- _What the task asks_: Search the material for the word "Temperature" and copy each line that holds it.

(Records from a collection of figures)
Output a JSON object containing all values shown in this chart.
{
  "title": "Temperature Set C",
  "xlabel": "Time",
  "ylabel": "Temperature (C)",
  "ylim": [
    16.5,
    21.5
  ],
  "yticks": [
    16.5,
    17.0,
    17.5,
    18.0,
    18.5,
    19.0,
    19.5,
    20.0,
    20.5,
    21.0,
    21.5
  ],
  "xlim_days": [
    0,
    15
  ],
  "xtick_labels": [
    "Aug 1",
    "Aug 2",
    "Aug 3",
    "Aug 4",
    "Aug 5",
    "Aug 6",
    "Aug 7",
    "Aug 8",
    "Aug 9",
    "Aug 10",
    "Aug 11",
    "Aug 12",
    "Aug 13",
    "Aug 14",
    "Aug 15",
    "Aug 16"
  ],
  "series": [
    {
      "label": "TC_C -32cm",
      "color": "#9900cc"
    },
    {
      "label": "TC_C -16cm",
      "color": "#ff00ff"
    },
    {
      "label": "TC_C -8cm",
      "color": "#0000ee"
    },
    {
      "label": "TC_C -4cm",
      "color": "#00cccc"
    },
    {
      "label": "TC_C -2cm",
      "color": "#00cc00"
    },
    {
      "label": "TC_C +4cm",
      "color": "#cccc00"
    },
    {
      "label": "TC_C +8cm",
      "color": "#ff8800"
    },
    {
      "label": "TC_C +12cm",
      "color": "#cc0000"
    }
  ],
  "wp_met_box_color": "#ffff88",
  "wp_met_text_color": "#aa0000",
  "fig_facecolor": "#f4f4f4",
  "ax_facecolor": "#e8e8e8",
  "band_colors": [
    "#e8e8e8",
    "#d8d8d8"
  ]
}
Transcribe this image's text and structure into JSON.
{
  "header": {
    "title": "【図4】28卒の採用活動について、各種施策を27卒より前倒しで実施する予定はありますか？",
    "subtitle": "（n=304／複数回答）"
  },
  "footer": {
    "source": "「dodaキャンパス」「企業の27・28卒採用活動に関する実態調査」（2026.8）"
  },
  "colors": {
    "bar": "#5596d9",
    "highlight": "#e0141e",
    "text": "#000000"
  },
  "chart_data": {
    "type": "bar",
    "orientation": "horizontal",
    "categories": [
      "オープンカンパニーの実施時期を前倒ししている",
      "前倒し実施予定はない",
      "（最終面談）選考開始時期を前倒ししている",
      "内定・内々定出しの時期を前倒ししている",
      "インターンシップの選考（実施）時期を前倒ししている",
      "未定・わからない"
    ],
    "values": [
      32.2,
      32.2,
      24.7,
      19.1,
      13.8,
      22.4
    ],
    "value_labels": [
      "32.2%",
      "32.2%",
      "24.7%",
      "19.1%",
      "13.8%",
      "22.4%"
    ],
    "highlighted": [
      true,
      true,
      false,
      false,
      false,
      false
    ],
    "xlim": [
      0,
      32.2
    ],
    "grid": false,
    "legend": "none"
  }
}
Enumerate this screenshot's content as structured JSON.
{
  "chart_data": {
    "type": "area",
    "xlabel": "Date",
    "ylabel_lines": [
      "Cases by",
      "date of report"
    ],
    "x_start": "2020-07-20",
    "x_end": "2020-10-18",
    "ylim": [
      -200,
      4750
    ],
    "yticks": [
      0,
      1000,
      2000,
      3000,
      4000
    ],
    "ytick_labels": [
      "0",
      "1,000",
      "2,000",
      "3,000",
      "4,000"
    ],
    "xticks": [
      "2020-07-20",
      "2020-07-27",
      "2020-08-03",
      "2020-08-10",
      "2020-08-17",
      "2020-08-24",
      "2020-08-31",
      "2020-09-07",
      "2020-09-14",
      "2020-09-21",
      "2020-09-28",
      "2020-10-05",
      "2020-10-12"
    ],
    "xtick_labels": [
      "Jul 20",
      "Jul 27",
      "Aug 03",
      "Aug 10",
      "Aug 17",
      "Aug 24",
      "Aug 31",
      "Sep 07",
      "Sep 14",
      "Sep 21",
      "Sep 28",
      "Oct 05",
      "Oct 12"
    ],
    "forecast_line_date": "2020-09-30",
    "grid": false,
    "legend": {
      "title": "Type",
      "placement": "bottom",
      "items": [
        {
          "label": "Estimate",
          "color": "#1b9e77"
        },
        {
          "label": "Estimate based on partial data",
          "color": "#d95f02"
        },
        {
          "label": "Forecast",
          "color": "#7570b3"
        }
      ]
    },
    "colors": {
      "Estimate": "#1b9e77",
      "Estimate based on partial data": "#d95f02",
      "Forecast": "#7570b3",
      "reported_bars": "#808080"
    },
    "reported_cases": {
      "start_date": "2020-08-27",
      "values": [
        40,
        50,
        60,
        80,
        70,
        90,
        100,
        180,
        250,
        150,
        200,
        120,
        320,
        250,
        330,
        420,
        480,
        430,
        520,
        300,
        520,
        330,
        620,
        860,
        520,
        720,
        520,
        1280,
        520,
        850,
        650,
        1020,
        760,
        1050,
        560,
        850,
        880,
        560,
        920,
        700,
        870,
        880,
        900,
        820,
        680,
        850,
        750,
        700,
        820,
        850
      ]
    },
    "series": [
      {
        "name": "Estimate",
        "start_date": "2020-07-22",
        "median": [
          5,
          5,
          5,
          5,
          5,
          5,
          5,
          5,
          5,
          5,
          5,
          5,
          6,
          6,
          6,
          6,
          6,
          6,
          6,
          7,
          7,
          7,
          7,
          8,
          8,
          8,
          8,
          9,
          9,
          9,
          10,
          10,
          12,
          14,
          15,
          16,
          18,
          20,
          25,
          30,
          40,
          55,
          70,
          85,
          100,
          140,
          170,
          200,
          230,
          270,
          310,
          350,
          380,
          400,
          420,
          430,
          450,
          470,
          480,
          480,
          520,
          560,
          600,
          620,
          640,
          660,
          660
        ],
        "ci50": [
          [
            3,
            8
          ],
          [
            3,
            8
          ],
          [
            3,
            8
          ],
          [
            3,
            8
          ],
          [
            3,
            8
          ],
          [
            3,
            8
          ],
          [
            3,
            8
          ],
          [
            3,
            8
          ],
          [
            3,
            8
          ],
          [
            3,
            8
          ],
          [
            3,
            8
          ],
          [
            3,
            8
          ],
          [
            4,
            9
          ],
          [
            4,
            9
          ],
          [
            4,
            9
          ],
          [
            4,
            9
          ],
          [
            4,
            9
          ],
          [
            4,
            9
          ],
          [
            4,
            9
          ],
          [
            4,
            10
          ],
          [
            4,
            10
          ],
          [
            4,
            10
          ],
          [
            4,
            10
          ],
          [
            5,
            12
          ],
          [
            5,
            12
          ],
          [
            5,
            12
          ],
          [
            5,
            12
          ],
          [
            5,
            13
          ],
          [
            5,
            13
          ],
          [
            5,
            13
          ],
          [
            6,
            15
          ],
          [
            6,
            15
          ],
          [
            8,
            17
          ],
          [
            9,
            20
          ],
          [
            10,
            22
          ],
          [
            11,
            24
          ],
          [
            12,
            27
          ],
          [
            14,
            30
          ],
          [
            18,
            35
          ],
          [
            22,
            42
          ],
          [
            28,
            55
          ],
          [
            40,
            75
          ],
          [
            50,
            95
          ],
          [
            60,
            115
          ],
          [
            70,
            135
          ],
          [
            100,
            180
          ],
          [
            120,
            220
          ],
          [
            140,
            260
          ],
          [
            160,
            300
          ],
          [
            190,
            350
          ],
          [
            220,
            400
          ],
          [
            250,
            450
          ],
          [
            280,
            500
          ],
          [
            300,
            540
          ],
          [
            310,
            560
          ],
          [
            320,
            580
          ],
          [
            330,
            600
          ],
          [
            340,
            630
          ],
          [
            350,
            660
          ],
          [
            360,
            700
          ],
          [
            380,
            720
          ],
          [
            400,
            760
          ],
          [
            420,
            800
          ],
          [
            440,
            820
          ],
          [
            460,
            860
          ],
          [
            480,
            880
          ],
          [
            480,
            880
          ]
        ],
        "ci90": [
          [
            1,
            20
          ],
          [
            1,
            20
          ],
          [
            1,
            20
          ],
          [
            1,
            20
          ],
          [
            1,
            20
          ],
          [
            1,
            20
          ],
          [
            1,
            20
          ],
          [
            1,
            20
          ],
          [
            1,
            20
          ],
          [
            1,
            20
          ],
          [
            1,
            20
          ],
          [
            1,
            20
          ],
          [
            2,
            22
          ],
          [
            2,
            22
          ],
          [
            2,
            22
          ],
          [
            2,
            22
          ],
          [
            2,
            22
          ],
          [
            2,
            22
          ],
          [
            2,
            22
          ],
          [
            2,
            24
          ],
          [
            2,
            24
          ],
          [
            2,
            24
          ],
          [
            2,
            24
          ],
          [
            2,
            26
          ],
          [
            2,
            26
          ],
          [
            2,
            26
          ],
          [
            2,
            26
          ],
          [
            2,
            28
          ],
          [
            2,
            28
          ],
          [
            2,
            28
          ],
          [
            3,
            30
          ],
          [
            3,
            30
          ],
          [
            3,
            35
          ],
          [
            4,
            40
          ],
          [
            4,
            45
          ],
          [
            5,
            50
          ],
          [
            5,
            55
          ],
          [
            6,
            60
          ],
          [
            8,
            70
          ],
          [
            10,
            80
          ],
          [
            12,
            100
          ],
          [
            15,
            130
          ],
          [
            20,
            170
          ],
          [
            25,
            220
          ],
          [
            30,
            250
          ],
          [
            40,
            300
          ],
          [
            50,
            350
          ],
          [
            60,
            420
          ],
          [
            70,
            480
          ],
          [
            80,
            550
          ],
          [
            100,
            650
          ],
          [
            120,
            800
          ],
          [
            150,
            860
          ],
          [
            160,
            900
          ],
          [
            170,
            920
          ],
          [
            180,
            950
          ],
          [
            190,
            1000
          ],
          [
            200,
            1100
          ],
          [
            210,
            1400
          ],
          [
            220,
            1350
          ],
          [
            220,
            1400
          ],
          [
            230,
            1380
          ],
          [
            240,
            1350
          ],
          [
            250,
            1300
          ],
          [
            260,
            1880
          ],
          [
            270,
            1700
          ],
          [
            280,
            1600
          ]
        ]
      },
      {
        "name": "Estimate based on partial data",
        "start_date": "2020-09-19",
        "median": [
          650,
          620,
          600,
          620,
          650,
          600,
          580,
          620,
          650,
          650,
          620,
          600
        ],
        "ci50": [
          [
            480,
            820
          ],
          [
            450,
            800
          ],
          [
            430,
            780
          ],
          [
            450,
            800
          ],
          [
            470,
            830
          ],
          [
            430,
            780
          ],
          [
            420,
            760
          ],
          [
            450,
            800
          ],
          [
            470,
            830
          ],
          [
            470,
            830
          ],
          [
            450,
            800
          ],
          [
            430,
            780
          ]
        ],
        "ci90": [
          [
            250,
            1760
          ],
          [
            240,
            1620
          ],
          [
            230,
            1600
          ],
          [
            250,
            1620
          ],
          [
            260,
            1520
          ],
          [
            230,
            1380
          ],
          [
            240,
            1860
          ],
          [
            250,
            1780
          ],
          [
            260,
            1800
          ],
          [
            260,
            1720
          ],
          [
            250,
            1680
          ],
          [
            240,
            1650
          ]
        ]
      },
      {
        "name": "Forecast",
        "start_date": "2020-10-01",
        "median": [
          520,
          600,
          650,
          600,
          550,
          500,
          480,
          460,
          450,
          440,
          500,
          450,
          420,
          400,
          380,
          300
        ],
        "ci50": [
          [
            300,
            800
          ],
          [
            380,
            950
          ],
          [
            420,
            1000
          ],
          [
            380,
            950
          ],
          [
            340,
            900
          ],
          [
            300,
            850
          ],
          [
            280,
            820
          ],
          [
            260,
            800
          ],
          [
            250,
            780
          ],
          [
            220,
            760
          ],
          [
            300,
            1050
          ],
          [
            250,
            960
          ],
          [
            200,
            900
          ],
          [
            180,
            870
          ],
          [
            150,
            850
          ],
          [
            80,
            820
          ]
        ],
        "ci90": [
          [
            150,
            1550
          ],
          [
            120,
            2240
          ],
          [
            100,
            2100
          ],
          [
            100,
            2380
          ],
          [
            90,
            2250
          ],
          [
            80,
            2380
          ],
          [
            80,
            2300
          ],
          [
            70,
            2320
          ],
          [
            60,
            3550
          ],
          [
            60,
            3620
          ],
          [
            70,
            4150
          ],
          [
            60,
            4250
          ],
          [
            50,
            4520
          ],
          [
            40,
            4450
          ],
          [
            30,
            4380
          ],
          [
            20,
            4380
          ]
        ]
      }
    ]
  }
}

- _Answer to the problem_:
  "title": "Temperature Set C",
  "ylabel": "Temperature (C)",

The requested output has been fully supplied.